Task objective. Take the part of the records that opens with the line containing "section-divider (0, 993, 741, 995)" and closes with the line containing "more-options-icon[interactable]: ••• (686, 30, 714, 58)", and change "cat-photo-icon" to "pet-photo-icon". Write out only those lines, leaving everything else in them as it is.

Bounding box annotations
+++
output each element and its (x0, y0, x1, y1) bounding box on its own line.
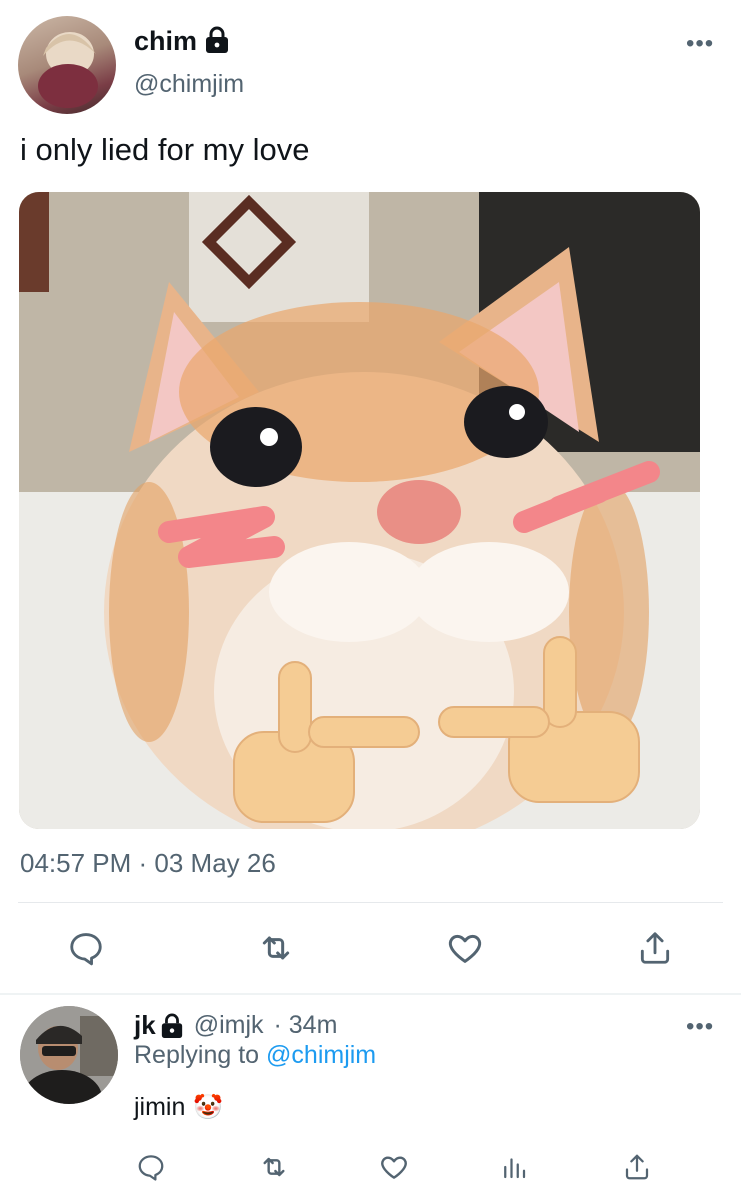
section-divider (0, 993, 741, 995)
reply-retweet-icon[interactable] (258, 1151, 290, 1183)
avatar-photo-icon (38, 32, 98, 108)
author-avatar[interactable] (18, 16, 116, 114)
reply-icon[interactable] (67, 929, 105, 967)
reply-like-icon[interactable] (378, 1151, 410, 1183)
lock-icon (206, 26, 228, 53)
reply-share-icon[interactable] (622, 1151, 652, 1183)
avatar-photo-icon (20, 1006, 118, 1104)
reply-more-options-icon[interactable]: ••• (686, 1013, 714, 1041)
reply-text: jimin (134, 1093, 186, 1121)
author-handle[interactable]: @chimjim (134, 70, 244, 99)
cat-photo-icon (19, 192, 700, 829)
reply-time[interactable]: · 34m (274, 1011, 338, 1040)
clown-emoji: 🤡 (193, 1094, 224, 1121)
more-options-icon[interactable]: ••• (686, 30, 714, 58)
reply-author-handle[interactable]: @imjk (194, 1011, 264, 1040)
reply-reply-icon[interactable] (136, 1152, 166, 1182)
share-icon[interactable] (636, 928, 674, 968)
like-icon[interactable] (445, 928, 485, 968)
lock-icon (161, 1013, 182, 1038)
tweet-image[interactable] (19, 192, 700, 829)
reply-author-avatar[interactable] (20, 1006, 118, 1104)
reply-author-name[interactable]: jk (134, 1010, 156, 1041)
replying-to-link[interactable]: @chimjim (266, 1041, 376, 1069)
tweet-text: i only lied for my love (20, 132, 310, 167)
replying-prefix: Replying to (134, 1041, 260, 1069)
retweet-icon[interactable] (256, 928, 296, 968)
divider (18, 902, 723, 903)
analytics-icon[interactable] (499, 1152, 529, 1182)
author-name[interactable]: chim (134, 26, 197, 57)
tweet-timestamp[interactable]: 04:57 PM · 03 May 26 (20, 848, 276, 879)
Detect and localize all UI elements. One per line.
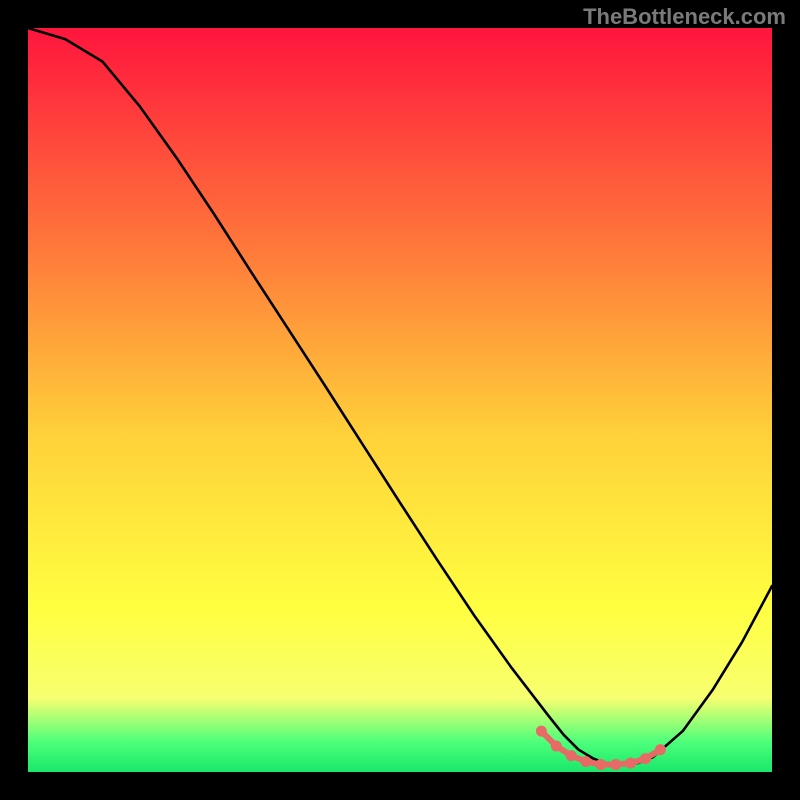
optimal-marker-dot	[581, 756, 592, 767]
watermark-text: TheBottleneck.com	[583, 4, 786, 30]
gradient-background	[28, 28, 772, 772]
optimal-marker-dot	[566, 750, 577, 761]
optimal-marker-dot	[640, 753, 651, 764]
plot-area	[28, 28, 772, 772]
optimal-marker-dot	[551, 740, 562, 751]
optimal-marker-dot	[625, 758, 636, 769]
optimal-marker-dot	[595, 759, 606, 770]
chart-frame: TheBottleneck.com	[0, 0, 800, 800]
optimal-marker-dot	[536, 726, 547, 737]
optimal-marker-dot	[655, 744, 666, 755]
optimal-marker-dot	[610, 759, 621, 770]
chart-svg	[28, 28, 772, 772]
+++
Finished task.
section-divider (0, 993, 741, 995)
reply-retweet-icon[interactable] (258, 1151, 290, 1183)
avatar-photo-icon (38, 32, 98, 108)
author-avatar[interactable] (18, 16, 116, 114)
reply-icon[interactable] (67, 929, 105, 967)
reply-like-icon[interactable] (378, 1151, 410, 1183)
lock-icon (206, 26, 228, 53)
reply-share-icon[interactable] (622, 1151, 652, 1183)
avatar-photo-icon (20, 1006, 118, 1104)
reply-more-options-icon[interactable]: ••• (686, 1013, 714, 1041)
reply-text: jimin (134, 1093, 186, 1121)
author-handle[interactable]: @chimjim (134, 70, 244, 99)
pet-photo-icon (19, 192, 700, 829)
reply-time[interactable]: · 34m (274, 1011, 338, 1040)
clown-emoji: 🤡 (193, 1094, 224, 1121)
more-options-icon[interactable]: ••• (686, 30, 714, 58)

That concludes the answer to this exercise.